-------- Data extract --------
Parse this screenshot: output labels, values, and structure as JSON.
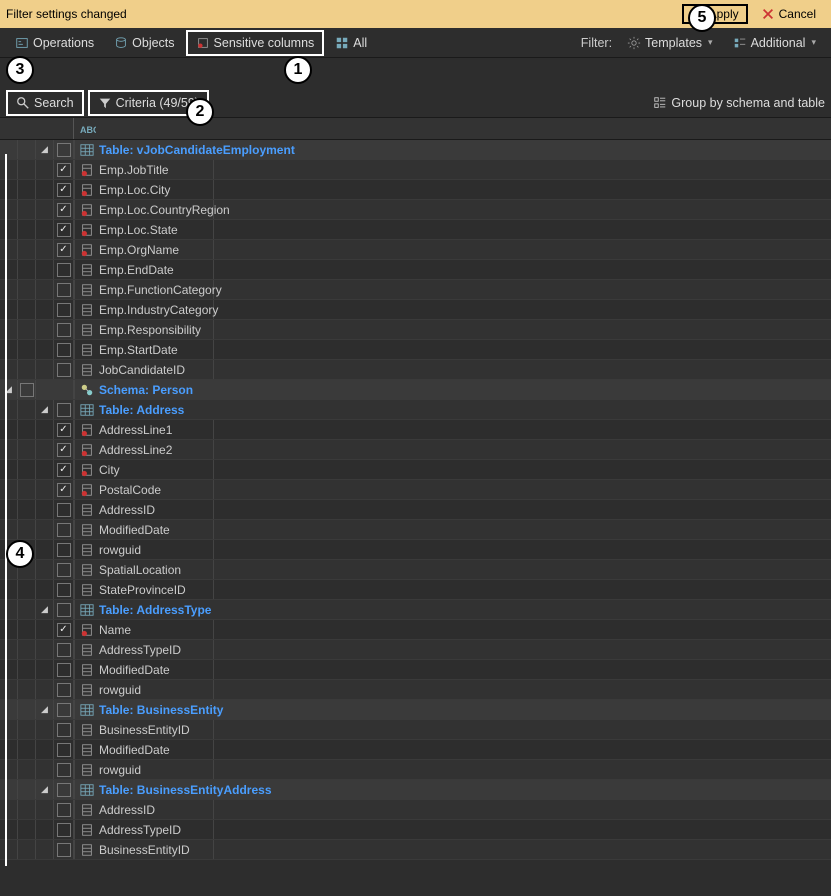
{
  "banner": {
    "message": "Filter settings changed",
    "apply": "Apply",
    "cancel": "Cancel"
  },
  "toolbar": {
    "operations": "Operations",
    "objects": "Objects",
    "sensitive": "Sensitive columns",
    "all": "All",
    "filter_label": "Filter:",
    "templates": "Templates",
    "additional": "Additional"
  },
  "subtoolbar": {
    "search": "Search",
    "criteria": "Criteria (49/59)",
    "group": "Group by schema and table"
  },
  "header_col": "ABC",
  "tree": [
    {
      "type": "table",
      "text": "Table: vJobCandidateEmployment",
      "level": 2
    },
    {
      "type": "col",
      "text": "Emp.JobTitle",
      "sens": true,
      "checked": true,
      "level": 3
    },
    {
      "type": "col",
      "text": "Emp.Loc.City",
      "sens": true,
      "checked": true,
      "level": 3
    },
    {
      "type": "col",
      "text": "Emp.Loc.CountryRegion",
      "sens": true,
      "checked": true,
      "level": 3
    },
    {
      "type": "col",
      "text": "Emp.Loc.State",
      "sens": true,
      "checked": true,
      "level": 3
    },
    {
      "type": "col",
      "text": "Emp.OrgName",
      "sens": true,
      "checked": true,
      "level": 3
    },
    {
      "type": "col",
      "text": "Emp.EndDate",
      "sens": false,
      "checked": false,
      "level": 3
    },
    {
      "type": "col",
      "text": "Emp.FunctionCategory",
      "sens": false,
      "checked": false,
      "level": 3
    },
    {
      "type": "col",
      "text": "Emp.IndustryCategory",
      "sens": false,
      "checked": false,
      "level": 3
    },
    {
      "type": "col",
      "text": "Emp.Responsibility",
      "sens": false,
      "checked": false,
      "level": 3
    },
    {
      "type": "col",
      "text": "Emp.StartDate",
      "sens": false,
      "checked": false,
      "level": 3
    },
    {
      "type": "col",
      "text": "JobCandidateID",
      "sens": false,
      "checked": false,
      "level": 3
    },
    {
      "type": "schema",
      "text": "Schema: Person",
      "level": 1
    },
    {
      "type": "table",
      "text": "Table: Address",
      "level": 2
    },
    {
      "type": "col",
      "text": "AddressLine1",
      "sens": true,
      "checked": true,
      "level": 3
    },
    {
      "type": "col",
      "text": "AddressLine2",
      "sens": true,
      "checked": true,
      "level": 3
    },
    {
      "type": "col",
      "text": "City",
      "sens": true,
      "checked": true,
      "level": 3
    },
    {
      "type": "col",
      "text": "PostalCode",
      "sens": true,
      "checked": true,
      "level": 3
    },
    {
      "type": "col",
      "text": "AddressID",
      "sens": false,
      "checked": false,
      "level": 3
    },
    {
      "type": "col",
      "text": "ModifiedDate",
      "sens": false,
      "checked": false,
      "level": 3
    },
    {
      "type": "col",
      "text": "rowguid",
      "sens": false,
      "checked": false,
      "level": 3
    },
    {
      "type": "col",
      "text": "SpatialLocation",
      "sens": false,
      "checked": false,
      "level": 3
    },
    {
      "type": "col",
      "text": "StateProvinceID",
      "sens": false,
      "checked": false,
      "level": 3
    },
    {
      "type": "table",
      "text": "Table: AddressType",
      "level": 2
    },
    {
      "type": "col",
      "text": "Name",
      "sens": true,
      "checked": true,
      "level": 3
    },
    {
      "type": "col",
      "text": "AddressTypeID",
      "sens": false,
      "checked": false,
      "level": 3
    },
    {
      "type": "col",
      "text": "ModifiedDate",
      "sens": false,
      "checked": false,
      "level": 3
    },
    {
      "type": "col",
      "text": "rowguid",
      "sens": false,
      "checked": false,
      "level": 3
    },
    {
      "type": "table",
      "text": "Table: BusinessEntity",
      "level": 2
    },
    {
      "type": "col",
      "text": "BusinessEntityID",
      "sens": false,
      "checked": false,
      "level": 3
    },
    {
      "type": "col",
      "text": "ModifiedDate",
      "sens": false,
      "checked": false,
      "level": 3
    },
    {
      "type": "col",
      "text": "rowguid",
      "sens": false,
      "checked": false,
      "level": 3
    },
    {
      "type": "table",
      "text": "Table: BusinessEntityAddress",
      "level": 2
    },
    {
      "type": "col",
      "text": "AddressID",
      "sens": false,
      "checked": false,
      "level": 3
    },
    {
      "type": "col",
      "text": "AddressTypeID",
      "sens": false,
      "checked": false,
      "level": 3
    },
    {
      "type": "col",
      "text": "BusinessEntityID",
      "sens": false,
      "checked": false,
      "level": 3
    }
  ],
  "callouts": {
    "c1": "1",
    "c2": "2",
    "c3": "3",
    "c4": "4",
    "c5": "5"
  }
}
--------
Locate the lines above that contain "Filter" and copy them.

**Reply:**
    "message": "Filter settings changed",
    "filter_label": "Filter:",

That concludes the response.